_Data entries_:
+ + + +

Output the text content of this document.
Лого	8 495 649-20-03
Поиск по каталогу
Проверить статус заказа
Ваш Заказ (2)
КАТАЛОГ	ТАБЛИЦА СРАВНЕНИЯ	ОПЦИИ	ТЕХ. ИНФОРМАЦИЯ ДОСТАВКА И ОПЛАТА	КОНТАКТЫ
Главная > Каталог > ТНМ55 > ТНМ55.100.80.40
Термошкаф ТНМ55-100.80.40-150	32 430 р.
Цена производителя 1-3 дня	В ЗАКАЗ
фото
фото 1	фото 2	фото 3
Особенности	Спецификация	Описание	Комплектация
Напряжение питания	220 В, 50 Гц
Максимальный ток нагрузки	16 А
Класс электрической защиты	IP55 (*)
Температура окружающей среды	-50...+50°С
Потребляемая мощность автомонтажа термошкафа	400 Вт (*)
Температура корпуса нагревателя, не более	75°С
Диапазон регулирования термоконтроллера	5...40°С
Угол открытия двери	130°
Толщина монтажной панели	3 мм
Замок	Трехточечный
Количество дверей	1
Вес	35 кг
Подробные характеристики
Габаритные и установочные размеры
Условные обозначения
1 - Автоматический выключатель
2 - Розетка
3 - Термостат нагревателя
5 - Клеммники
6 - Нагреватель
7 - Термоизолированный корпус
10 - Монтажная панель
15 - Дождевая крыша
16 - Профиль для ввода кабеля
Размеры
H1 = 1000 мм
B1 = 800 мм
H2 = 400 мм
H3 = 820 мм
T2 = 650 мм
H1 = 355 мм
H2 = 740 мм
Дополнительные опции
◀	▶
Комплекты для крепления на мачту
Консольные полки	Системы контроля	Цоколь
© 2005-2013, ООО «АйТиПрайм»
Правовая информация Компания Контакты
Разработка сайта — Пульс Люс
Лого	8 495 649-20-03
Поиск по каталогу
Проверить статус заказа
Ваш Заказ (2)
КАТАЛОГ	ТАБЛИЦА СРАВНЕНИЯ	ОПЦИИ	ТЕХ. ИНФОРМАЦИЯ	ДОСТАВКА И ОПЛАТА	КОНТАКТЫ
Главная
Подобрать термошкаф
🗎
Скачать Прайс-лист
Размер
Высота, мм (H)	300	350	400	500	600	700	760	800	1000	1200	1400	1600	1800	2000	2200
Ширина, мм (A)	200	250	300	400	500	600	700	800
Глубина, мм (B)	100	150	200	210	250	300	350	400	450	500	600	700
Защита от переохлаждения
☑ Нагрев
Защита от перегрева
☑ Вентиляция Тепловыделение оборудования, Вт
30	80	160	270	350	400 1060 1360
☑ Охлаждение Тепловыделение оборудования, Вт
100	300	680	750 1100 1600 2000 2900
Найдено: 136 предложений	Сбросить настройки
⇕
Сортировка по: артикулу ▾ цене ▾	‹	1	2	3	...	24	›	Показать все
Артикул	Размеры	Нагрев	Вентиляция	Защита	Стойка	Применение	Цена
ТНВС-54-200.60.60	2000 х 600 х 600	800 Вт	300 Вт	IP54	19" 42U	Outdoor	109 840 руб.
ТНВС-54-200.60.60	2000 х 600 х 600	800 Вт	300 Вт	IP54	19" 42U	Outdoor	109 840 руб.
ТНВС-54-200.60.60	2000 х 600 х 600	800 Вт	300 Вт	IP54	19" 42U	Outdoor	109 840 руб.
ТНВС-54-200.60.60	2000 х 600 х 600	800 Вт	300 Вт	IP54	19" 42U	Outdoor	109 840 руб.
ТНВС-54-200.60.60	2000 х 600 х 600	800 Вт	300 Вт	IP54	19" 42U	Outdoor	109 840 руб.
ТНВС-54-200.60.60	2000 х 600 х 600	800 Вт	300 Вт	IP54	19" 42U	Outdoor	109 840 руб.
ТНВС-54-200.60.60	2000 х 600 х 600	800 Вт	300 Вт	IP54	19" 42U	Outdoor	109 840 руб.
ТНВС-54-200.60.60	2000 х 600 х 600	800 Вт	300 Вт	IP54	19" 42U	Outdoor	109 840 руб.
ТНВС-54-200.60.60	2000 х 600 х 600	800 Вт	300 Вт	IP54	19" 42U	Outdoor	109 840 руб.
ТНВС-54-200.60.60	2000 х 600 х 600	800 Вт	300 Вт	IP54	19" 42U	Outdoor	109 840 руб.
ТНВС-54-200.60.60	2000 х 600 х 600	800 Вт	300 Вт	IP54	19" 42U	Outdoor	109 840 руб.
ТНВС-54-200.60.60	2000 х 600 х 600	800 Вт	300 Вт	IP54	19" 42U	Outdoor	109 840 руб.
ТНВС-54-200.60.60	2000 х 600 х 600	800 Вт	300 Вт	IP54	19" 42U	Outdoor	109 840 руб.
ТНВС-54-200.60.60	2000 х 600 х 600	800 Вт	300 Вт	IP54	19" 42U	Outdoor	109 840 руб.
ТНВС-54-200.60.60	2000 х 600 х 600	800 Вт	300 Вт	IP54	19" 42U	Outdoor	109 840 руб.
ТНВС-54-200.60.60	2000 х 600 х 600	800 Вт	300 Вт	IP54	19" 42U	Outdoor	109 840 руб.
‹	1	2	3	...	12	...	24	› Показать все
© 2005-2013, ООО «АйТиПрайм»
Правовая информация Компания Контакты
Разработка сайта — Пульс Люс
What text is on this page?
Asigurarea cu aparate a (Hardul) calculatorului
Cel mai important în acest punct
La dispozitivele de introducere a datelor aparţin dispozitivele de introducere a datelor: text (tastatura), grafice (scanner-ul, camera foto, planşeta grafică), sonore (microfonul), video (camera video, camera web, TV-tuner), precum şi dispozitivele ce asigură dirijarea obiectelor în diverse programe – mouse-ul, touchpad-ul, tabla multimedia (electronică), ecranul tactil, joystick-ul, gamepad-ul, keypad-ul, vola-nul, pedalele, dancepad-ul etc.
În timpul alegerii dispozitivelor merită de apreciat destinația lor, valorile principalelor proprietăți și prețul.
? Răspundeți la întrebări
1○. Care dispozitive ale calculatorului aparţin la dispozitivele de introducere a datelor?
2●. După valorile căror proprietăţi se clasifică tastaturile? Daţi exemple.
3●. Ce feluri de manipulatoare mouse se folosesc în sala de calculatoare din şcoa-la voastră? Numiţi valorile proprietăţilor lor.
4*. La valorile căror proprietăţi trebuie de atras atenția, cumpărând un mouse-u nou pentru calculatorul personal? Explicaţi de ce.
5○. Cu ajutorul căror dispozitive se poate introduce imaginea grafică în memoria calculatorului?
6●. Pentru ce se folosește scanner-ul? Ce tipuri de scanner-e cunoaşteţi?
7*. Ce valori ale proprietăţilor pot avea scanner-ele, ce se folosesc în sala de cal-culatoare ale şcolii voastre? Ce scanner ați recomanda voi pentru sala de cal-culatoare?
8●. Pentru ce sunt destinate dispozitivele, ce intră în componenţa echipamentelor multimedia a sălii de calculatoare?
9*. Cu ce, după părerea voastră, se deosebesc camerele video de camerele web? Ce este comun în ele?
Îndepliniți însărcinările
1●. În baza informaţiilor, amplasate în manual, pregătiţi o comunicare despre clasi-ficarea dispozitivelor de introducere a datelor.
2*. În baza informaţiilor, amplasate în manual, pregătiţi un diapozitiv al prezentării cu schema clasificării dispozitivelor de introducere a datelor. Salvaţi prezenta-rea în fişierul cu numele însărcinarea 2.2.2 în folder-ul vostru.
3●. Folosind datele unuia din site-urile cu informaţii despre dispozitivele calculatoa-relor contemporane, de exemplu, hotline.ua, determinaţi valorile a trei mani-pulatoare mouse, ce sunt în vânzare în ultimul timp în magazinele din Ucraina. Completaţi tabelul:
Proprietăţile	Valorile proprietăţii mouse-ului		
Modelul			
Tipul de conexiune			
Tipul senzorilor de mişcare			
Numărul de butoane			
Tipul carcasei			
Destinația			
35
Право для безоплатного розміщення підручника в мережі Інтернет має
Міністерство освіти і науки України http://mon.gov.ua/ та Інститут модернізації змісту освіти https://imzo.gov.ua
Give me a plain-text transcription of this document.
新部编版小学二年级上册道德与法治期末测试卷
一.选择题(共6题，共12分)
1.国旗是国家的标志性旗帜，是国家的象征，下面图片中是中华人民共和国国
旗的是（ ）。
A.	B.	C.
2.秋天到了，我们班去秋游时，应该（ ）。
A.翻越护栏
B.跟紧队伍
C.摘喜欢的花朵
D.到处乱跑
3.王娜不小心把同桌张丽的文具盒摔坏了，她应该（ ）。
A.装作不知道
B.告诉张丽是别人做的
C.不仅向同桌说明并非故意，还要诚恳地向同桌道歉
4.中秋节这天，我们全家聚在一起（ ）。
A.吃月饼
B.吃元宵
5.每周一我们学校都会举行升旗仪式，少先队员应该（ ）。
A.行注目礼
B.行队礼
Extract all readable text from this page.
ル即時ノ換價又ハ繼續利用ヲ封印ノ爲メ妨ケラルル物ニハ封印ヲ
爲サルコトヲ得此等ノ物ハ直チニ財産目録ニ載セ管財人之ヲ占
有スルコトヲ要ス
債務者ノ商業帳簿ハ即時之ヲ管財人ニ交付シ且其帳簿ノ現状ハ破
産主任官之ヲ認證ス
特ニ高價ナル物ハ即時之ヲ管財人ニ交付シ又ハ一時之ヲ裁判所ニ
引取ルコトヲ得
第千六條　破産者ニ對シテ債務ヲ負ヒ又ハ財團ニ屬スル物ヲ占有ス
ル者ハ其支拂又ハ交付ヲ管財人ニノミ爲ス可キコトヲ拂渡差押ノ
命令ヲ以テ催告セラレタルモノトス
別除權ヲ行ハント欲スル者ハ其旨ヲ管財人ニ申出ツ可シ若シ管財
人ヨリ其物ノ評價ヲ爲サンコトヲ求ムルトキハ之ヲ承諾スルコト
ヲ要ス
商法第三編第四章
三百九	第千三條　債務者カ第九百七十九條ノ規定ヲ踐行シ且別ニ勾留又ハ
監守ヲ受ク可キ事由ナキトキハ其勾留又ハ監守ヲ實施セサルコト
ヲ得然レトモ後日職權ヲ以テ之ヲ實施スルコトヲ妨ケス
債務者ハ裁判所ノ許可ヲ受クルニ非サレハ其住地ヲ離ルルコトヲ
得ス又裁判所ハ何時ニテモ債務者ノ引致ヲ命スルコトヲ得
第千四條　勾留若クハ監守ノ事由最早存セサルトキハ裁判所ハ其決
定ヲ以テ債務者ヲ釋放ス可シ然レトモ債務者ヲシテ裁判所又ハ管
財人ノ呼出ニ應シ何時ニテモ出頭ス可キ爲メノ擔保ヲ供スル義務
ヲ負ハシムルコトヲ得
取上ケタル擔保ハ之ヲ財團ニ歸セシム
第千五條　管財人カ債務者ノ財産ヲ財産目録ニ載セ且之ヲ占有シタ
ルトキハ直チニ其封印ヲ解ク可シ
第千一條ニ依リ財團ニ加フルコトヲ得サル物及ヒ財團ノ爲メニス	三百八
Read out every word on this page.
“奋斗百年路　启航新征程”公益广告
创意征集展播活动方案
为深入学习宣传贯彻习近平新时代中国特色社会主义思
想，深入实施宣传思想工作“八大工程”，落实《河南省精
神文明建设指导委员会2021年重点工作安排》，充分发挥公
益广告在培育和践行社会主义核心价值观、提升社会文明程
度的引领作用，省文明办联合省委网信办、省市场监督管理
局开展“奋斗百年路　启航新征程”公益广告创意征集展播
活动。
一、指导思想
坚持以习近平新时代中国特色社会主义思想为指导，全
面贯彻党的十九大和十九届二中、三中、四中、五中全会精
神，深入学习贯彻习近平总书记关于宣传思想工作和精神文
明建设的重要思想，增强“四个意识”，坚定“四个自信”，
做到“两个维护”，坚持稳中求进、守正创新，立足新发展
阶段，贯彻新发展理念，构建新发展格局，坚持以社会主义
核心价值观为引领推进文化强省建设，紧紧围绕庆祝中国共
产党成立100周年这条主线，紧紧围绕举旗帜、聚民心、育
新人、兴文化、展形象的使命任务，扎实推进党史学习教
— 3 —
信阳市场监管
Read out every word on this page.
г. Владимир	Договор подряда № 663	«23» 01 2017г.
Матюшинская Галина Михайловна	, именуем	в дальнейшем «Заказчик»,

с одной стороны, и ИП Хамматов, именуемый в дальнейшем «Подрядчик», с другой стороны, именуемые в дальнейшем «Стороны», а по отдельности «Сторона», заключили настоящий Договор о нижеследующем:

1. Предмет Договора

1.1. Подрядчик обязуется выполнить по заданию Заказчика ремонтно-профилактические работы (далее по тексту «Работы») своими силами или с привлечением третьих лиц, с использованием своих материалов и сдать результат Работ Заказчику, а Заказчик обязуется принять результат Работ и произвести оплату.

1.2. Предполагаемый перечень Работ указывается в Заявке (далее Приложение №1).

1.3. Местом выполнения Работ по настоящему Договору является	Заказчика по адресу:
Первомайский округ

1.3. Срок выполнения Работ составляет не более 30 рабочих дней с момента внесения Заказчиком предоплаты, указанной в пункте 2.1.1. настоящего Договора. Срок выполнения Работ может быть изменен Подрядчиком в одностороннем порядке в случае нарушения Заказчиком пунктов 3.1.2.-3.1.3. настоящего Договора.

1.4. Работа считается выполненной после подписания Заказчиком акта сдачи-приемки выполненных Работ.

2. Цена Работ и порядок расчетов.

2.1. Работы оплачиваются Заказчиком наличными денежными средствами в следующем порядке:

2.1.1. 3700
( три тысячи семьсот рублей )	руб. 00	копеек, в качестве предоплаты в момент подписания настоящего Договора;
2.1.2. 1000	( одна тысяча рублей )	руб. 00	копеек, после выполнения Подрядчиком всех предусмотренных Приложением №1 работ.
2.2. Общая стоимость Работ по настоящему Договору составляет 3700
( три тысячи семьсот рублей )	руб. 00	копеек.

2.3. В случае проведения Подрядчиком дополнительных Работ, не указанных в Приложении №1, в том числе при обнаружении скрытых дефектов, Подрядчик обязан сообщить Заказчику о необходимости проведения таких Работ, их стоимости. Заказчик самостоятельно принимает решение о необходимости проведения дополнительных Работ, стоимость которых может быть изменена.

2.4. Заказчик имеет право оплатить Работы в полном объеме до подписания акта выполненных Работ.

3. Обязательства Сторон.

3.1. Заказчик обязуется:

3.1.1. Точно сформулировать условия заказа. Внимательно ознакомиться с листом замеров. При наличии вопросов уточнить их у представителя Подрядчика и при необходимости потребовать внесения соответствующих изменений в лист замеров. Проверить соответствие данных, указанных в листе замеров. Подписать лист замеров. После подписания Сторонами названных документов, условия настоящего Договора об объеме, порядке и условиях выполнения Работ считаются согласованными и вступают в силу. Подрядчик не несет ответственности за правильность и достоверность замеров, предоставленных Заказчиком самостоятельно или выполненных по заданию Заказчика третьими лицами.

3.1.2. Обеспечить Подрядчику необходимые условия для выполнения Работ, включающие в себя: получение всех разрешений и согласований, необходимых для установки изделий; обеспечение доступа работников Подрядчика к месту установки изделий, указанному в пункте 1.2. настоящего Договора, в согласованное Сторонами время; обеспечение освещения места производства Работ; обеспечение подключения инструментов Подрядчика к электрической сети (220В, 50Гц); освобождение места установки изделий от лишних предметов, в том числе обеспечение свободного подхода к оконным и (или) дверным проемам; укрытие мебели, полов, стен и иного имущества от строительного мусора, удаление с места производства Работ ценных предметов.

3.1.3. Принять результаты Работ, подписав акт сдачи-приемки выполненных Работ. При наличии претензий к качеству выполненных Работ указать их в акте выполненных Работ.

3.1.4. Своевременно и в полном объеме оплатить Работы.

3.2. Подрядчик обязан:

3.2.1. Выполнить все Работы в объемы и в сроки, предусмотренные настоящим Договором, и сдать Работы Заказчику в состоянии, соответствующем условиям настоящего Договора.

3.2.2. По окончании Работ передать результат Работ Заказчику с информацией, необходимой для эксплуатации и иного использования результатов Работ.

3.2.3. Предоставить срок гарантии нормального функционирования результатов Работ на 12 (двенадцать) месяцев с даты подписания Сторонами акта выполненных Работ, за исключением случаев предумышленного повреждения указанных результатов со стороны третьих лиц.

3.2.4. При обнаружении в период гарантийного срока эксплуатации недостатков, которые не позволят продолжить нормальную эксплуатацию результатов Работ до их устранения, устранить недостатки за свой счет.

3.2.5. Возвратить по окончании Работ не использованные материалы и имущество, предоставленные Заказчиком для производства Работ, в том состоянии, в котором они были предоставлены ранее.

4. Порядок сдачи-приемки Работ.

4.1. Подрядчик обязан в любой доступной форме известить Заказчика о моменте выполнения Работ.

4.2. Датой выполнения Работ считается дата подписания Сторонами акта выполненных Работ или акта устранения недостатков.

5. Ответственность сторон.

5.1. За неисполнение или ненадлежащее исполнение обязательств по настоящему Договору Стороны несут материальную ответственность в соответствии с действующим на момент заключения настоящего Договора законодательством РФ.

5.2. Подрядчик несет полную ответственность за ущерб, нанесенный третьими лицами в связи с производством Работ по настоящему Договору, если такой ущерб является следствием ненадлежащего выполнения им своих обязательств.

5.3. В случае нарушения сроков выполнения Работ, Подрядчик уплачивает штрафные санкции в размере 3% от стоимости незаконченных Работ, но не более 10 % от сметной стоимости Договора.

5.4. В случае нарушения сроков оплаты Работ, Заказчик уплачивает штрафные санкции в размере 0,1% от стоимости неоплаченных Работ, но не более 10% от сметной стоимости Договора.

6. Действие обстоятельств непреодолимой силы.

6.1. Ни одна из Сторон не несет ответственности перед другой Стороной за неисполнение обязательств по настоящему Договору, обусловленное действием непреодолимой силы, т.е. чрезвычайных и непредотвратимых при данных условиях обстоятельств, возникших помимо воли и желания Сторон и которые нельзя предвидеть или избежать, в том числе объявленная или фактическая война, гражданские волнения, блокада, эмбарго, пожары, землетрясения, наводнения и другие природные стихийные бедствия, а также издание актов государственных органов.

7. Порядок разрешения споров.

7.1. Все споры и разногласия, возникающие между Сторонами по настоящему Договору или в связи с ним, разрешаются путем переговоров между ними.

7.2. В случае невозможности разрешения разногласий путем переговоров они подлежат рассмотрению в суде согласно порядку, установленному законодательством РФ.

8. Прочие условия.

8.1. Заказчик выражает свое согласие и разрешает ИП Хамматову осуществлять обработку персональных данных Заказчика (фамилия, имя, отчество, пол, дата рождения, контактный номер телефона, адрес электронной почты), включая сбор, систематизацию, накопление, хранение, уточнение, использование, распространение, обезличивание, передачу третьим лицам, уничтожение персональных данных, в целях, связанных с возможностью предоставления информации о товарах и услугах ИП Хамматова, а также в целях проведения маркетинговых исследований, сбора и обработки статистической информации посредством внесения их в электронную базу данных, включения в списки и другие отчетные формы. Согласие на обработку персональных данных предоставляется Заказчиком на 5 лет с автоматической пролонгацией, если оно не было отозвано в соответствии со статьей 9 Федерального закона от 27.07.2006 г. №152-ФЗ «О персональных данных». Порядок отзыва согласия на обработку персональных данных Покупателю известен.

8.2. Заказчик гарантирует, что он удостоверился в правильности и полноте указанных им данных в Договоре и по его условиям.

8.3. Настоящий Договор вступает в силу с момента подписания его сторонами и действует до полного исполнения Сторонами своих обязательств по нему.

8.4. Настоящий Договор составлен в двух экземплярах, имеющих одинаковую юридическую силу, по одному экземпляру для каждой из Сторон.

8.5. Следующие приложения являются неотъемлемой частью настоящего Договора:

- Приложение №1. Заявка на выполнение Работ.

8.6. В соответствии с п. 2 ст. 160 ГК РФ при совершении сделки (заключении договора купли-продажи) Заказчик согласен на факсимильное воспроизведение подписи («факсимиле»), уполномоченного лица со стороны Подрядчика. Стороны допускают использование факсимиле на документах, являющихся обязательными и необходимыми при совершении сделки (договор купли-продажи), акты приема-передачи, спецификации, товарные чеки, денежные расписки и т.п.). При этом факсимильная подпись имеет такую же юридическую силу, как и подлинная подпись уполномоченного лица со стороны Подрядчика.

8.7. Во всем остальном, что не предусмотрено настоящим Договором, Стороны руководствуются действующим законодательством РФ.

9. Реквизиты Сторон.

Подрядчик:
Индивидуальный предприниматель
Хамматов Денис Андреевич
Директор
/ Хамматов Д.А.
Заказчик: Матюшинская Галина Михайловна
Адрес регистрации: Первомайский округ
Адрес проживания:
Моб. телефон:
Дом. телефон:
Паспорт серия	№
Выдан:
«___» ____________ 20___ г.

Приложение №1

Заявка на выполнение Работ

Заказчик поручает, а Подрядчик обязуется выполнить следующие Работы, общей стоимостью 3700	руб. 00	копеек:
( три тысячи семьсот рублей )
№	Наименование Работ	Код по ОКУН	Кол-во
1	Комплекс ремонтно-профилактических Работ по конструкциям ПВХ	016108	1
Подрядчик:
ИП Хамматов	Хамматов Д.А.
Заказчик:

+ + + +

From the entries above, select each line containing the string "недостатков".

3.2.4. При обнаружении в период гарантийного срока эксплуатации недостатков, которые не позволят продолжить нормальную эксплуатацию результатов Работ до их устранения, устранить недостатки за свой счет.
4.2. Датой выполнения Работ считается дата подписания Сторонами акта выполненных Работ или акта устранения недостатков.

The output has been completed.